● Görev a: Zizek'in yazısında "Nasıl ki (Gorbaçov’un" ile "etmeye mecbur bırakacaktır." arasındaki kısmı, iki uç da dahil olmak üzere olduğu gibi alıntıla.

──────── Verilen metin ────────

Zizek: Koronavirüsü, kapitalizme ‘Kill Bill-vari’ bir darbedir, komünizmin yeniden icat edilmesine yol açabilir
Slavoj Zizek’in RT’ye yazdığı “Koronavirüsü, kapitalizme ‘Kill Bill-vari’ bir darbedir, komünizmin yeniden icat edilmesine yol açabilir” başlıklı yazısının Türkçesi, Öznur Karakaş ve Koray Kırmızısakal’ın çevirisiyle terrabayt.com’da yayımlandı.
Zizek’in yazısı:
Yayılmakta olan koronavirüs salgını aynı zamanda toplumda patlamaya hazır muazzam ideolojik virüsleri de tetikledi: sahte haberler, paranoyak komplo teorileri, ırkçılık patlamaları.
Karantinaya dönük makul tıbbi ihtiyaç, sınırları temizlemeye ve kimliğimizi tehdit eden düşmanları karantinaya almaya dönük ideolojik baskı olarak bizlere geri döndü.
Belki başka –ve çok daha faydalı – bir ideolojik virüsün yayılıp bize bulaşacağını umut edebiliriz: alternatif bir toplum düşü virüsü, küresel dayanışma ve yardımlaşma biçimleriyle kendisini gerçekleştirecek olan, ulus-devletin ötesinde bir toplum virüsü.
Nasıl ki (Gorbaçov’un bizzat itiraf ettiği gibi) Çernobil felaketi, Sovyet komünizminin sonunu getiren olayları başlatmıştı, koronavirüsünün de Çin’deki komünist yönetimi bitireceği spekülasyonu bugün sık sık dillendiriliyor. Fakat burada bir paradoks var: koronavirüsü aynı zamanda bizi topluma ve bilime güven temelli bir komünizmi yeniden icat etmeye mecbur bırakacaktır.
Quentin Tarantino’nun Kill Bill 2 filminin son sahnesinde Beatrix, kötü Bill’i etkisiz hale getirir ve dövüş sanatlarındaki en ölümcül darbe olan “Beş Noktadan Kalbi Patlatma Teknik”ini uygular. Bu hamle, hedefin vücudunda beş ayrı basınç noktasına parmak uçlarıyla aynı anda bastırmaktan ibarettir. Hedef uzaklaşıp beş adım attığında kalbi patlar ve kişi yere kapaklanır.
Bu saldırı dövüş sanatları mitolojisinin bir parçasıdır ve gerçek yumruk yumruğa dövüşte mümkün değildir. Ama filme dönelim, Beatrix vuruşu yaptıktan sonra Bill sakince onunla barışır ve beş adım atıp ölür…
Saldırıyı bu kadar harika yapan şey, vurulma anıyla ölme anı arasında geçen zamandır: Sakince oturduğum sürece hoşça sohbet edebilirim fakat bu esnada yürümeye başladığım anda kalbimin patlayacağını ve öleceğimi bilirim.

──────── Gösterilen kayıtlar ────────

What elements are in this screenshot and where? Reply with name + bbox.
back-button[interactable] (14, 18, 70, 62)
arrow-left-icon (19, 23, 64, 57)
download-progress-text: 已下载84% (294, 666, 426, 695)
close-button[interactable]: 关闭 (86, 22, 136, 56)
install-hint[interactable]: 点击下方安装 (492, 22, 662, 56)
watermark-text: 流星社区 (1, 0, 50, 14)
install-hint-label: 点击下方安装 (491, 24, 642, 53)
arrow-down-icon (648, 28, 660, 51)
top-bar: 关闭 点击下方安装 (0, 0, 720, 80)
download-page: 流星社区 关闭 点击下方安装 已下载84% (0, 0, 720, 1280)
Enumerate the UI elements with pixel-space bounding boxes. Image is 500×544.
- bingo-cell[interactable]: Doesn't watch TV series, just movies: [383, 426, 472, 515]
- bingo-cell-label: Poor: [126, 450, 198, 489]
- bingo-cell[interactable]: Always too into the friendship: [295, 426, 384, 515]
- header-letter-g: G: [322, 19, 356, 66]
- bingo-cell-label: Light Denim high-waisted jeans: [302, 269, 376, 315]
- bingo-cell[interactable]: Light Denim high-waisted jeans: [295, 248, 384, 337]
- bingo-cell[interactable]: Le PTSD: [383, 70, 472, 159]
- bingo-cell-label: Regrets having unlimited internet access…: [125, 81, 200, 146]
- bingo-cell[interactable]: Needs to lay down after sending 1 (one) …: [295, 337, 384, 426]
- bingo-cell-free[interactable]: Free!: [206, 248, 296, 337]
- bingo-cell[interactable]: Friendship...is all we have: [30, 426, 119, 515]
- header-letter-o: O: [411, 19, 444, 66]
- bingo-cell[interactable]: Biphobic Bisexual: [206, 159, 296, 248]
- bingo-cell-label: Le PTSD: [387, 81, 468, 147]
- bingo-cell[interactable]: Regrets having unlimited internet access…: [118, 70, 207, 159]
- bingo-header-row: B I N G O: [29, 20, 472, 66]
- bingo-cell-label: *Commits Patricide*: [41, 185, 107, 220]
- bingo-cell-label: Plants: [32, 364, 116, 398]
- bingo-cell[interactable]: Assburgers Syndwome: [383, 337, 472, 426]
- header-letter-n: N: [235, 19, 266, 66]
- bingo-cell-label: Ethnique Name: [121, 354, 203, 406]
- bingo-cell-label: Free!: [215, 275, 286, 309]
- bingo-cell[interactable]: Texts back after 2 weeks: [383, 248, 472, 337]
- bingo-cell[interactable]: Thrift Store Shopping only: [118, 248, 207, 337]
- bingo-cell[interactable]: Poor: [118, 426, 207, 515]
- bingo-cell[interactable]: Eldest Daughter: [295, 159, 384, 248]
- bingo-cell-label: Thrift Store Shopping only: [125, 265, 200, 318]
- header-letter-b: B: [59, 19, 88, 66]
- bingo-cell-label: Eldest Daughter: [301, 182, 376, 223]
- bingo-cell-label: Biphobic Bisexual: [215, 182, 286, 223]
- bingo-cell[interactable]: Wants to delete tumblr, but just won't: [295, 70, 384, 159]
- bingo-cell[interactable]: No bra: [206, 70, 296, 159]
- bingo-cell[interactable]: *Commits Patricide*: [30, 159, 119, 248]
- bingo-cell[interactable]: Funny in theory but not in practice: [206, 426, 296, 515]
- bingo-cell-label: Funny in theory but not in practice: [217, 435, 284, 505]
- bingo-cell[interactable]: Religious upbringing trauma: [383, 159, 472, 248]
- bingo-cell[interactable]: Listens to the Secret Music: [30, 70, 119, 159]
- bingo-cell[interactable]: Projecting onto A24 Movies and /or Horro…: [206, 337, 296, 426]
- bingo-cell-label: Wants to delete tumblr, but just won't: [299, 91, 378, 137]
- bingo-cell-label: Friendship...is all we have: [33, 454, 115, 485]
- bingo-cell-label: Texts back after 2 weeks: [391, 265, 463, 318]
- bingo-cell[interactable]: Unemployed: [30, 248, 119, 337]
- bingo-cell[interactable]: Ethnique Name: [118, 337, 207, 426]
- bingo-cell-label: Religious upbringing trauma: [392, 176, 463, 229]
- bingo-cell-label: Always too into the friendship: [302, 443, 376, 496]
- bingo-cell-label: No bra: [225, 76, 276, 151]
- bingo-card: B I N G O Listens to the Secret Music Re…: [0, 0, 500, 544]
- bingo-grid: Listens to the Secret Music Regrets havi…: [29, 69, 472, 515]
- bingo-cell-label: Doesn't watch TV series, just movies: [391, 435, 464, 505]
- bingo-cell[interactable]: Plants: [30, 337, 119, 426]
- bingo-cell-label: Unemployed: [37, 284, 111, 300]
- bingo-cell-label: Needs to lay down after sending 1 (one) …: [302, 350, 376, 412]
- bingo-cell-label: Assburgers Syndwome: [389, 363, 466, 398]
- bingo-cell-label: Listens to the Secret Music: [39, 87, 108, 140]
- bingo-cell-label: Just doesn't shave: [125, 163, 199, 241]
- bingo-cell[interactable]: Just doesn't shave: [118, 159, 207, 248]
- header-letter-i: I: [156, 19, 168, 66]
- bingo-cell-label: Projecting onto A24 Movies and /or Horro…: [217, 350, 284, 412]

────────

● Görev b: Kayıtların ilk satırından "close-button[interactable]: 关闭 (86, 22, 136, 56)" geçen satıra kadar (ikisi de dahil) olan satırları, "arrow-left-icon" yerine "left-arrow-icon" koyarak yeniden yaz ve başka hiçbir şeyi değiştirme. Yalnızca bu satırları ver.

● Tam çözüm a:
Nasıl ki (Gorbaçov’un bizzat itiraf ettiği gibi) Çernobil felaketi, Sovyet komünizminin sonunu getiren olayları başlatmıştı, koronavirüsünün de Çin’deki komünist yönetimi bitireceği spekülasyonu bugün sık sık dillendiriliyor. Fakat burada bir paradoks var: koronavirüsü aynı zamanda bizi topluma ve bilime güven temelli bir komünizmi yeniden icat etmeye mecbur bırakacaktır.

● Tam çözüm b:
What elements are in this screenshot and where? Reply with name + bbox.
back-button[interactable] (14, 18, 70, 62)
left-arrow-icon (19, 23, 64, 57)
download-progress-text: 已下载84% (294, 666, 426, 695)
close-button[interactable]: 关闭 (86, 22, 136, 56)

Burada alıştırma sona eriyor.